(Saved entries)
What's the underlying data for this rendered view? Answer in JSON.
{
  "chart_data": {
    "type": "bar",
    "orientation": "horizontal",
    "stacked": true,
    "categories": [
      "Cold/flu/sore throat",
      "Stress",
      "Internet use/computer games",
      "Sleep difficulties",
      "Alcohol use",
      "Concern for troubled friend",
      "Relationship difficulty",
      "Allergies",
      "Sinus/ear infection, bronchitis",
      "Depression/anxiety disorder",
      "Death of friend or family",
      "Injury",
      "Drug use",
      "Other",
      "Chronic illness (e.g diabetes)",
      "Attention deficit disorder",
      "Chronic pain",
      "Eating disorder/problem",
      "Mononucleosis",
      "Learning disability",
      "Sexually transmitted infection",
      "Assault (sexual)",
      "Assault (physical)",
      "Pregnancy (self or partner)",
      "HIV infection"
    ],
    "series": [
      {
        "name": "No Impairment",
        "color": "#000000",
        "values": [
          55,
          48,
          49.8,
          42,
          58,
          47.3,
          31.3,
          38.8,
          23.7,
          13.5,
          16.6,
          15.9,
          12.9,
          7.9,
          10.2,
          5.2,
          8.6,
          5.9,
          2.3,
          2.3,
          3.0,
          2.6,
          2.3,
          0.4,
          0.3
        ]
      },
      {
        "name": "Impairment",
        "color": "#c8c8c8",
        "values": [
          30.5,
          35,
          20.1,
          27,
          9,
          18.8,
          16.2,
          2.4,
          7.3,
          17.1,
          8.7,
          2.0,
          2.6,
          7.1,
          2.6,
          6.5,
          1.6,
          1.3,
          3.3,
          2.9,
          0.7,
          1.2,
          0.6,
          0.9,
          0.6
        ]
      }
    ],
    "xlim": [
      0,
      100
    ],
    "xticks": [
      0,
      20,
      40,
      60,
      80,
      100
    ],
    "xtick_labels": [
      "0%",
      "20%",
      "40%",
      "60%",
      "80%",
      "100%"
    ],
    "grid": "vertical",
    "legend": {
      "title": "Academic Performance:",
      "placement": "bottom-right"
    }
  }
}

## Written problem
Identify each line of the material where the word "Impairment" shows up, and copy it.

## The completed task
        "name": "No Impairment",
        "name": "Impairment",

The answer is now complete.